───── ESTRATTO DEL TESTO

Il timore di un aumento dei prezzi degli alimentari e la paura di un'espansione del turismo degli acquisti sono stati i maggiori motivi all'origine della bocciatura delle due iniziative agricole sottoposte domenica a voto popolare. È quanto risulta da un sondaggio online del gruppo editoriale Tamedia, a cui hanno partecipato 8499 persone da tutta la Svizzera.
La proposta concernente gli alimenti equi è stata nettamente respinta sia dalle economie domestiche con basso reddito che da quelle con alto reddito. L'argomento portante per il no degli interpellati è risultata la paura che l'iniziativa avesse quali conseguenze generi alimentari più cari e un ulteriore incremento del turismo degli acquisti.
Il voto contro l'iniziativa per la sovranità alimentare, oltre che dall'argomento dei prezzi, è stato sostenuto dall'opinione che essa avrebbe isolato l'agricoltura dall'economia di mercato.
Le risposte online rilevano poi una differenza di voto tra i sessi: per gli alimenti equi sono state molto più propense le donne (45% di sì) che gli uomini (31%).

──────────

COMPITO A:
Traduca in inglese la seguente frase dell'estratto sulle iniziative agricole: «Il voto contro l'iniziativa per la sovranità alimentare, oltre che dall'argomento dei prezzi, è stato sostenuto dall'opinione che essa avrebbe isolato l'agricoltura dall'economia di mercato.»
COMPITO B:
Prosegua l'estratto sulle iniziative agricole a partire dalla sua ultima frase.
L'elenco proviene da una fonte diversa dall'estratto.

───── DATI REGISTRATI

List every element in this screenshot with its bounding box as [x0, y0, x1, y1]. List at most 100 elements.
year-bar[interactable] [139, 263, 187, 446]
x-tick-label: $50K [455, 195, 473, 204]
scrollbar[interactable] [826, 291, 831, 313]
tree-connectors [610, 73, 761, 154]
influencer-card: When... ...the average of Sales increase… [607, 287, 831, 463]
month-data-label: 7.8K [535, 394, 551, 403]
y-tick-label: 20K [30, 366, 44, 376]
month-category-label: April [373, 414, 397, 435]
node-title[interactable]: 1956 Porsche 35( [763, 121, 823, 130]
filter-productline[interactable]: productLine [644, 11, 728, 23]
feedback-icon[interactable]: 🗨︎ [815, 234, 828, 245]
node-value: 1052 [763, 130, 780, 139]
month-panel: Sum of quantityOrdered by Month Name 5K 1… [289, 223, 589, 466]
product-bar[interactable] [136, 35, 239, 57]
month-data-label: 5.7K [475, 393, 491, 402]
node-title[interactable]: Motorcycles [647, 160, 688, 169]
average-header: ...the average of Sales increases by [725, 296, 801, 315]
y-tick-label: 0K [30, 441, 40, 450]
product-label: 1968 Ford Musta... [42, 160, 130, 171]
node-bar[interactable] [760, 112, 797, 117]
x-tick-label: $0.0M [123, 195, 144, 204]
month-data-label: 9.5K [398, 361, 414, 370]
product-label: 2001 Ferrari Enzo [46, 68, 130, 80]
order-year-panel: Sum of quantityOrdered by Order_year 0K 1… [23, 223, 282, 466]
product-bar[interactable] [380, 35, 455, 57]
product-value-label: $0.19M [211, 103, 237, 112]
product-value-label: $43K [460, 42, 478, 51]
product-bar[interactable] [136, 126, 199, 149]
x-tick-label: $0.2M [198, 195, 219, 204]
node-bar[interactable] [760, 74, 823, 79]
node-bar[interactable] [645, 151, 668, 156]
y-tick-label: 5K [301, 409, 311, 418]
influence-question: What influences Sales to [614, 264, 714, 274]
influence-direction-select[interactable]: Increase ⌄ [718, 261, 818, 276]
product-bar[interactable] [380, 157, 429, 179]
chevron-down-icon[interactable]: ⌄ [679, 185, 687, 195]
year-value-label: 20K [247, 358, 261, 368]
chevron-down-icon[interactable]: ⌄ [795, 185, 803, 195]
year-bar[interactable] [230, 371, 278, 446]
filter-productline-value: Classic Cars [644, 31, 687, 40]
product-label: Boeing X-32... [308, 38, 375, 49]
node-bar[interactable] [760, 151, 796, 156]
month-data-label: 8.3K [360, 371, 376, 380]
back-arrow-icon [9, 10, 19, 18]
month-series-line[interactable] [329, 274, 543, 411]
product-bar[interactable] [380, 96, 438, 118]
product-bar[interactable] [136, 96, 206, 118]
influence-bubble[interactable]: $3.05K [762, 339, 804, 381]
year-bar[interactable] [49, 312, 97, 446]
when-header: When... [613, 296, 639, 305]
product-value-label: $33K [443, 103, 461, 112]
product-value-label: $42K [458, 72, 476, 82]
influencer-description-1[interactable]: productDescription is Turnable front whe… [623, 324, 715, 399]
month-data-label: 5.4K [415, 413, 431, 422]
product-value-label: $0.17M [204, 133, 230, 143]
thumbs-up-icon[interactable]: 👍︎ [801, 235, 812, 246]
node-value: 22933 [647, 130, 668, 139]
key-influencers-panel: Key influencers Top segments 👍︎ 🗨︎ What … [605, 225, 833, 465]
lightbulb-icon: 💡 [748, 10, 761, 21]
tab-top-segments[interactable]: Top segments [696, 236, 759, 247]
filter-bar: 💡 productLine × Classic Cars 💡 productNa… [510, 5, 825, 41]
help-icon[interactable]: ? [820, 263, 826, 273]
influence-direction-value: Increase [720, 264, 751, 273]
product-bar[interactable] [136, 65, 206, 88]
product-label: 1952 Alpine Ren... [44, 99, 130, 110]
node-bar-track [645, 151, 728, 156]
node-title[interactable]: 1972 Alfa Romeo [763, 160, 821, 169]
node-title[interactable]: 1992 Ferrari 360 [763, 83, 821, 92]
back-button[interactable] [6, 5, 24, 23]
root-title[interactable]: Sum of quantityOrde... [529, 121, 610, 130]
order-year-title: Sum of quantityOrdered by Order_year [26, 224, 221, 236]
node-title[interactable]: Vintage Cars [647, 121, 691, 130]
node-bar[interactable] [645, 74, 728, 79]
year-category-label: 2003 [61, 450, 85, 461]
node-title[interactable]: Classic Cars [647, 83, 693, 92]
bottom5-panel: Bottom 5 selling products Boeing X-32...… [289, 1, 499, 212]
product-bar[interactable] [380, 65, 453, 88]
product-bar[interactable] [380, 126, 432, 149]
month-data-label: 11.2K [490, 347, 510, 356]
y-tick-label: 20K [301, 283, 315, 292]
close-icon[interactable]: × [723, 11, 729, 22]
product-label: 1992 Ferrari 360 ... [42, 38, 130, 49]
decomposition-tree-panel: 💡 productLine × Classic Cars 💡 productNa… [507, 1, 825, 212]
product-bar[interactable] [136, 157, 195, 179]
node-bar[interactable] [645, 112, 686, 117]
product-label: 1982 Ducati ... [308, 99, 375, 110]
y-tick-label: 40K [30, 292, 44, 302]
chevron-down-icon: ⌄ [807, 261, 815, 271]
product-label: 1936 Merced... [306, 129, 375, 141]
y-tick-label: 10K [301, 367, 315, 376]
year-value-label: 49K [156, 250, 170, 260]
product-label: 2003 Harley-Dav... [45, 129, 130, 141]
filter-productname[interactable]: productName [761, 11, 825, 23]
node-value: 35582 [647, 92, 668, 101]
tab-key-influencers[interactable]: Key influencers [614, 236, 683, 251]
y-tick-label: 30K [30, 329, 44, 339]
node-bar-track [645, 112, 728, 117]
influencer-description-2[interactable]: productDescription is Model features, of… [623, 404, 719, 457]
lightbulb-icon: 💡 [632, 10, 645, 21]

──────────

RISPOSTA A:
Besides the price argument, the vote against the food sovereignty initiative was driven by the view that it would have isolated agriculture from the market economy.

RISPOSTA B:
Questa proposta è stata sostenuta solo dai simpatizzanti del PS e dei Verdi. Quella per la sicurezza alimentare è stata affossata anche dal 55% dei votanti di tendenza socialista.
Riguardo ai gruppi di età, il 45% della fascia 18-34 anni ha detto sì agli alimenti equi, mentre fra gli ultra 65enni il tasso era solo del 28%. Presso gli stessi gruppi la sovranità alimentare ha raccolto rispettivamente il 34% e il 25%.
Il consenso alle piste ciclabili è stato forte (73,6%) poiché chi è andato alle urne era convinto che una buona rete viaria per le bici riduce il numero di incidenti. Il 32% degli interpellati era comunque dell'opinione che il decreto federale rimarrà lettera morta. Il minor tasso di favori, del 5%, è stato riscontrato fra i votanti UDC.